- [Rows from a dataset]:

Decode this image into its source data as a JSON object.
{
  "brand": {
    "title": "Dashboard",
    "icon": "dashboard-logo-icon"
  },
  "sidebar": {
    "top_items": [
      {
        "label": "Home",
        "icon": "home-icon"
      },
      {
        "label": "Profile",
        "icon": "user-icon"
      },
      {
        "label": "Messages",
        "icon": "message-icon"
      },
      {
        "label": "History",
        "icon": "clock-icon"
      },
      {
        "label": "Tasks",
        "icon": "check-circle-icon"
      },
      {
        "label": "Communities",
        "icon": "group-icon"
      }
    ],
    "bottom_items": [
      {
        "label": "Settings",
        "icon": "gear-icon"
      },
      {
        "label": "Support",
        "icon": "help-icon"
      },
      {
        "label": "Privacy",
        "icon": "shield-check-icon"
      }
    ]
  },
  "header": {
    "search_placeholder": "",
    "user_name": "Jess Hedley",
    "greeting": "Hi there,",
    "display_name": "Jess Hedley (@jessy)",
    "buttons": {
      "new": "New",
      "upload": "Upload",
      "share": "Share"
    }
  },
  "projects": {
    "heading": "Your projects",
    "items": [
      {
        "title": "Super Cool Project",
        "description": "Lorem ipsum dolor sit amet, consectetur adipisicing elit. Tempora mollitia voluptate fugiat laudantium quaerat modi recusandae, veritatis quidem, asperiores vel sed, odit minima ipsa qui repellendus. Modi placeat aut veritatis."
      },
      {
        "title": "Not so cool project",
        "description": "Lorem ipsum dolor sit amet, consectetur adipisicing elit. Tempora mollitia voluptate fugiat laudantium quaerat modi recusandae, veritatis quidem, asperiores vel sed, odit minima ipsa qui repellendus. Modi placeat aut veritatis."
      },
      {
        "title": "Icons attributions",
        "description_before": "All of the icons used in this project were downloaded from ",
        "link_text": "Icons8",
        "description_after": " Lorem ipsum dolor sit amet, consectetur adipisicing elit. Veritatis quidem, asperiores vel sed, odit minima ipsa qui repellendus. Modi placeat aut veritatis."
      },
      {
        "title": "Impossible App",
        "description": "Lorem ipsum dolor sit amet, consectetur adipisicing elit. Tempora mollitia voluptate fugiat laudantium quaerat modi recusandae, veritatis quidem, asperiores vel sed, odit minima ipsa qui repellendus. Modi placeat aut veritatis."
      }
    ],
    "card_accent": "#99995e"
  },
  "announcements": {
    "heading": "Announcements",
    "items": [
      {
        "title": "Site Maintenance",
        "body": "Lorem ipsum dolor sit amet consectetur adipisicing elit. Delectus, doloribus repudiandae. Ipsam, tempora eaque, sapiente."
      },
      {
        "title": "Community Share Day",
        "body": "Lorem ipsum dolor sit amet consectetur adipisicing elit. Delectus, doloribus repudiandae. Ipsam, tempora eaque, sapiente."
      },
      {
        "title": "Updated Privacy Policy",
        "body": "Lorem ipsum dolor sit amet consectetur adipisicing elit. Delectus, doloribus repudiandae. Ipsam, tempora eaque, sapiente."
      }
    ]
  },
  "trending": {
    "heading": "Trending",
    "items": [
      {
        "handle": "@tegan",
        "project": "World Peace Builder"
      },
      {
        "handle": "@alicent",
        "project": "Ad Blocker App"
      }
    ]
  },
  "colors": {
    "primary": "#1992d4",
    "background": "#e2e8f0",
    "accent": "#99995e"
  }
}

- [WORK REQUIRED]:
All of the data must be returned exactly.

- [ANSWER TO THE EXERCISE]:
Decode this image into its source data as a JSON object.
{
  "brand": {
    "title": "Dashboard",
    "icon": "dashboard-logo-icon"
  },
  "sidebar": {
    "top_items": [
      {
        "label": "Home",
        "icon": "home-icon"
      },
      {
        "label": "Profile",
        "icon": "user-icon"
      },
      {
        "label": "Messages",
        "icon": "message-icon"
      },
      {
        "label": "History",
        "icon": "clock-icon"
      },
      {
        "label": "Tasks",
        "icon": "check-circle-icon"
      },
      {
        "label": "Communities",
        "icon": "group-icon"
      }
    ],
    "bottom_items": [
      {
        "label": "Settings",
        "icon": "gear-icon"
      },
      {
        "label": "Support",
        "icon": "help-icon"
      },
      {
        "label": "Privacy",
        "icon": "shield-check-icon"
      }
    ]
  },
  "header": {
    "search_placeholder": "",
    "user_name": "Jess Hedley",
    "greeting": "Hi there,",
    "display_name": "Jess Hedley (@jessy)",
    "buttons": {
      "new": "New",
      "upload": "Upload",
      "share": "Share"
    }
  },
  "projects": {
    "heading": "Your projects",
    "items": [
      {
        "title": "Super Cool Project",
        "description": "Lorem ipsum dolor sit amet, consectetur adipisicing elit. Tempora mollitia voluptate fugiat laudantium quaerat modi recusandae, veritatis quidem, asperiores vel sed, odit minima ipsa qui repellendus. Modi placeat aut veritatis."
      },
      {
        "title": "Not so cool project",
        "description": "Lorem ipsum dolor sit amet, consectetur adipisicing elit. Tempora mollitia voluptate fugiat laudantium quaerat modi recusandae, veritatis quidem, asperiores vel sed, odit minima ipsa qui repellendus. Modi placeat aut veritatis."
      },
      {
        "title": "Icons attributions",
        "description_before": "All of the icons used in this project were downloaded from ",
        "link_text": "Icons8",
        "description_after": " Lorem ipsum dolor sit amet, consectetur adipisicing elit. Veritatis quidem, asperiores vel sed, odit minima ipsa qui repellendus. Modi placeat aut veritatis."
      },
      {
        "title": "Impossible App",
        "description": "Lorem ipsum dolor sit amet, consectetur adipisicing elit. Tempora mollitia voluptate fugiat laudantium quaerat modi recusandae, veritatis quidem, asperiores vel sed, odit minima ipsa qui repellendus. Modi placeat aut veritatis."
      }
    ],
    "card_accent": "#99995e"
  },
  "announcements": {
    "heading": "Announcements",
    "items": [
      {
        "title": "Site Maintenance",
        "body": "Lorem ipsum dolor sit amet consectetur adipisicing elit. Delectus, doloribus repudiandae. Ipsam, tempora eaque, sapiente."
      },
      {
        "title": "Community Share Day",
        "body": "Lorem ipsum dolor sit amet consectetur adipisicing elit. Delectus, doloribus repudiandae. Ipsam, tempora eaque, sapiente."
      },
      {
        "title": "Updated Privacy Policy",
        "body": "Lorem ipsum dolor sit amet consectetur adipisicing elit. Delectus, doloribus repudiandae. Ipsam, tempora eaque, sapiente."
      }
    ]
  },
  "trending": {
    "heading": "Trending",
    "items": [
      {
        "handle": "@tegan",
        "project": "World Peace Builder"
      },
      {
        "handle": "@alicent",
        "project": "Ad Blocker App"
      }
    ]
  },
  "colors": {
    "primary": "#1992d4",
    "background": "#e2e8f0",
    "accent": "#99995e"
  }
}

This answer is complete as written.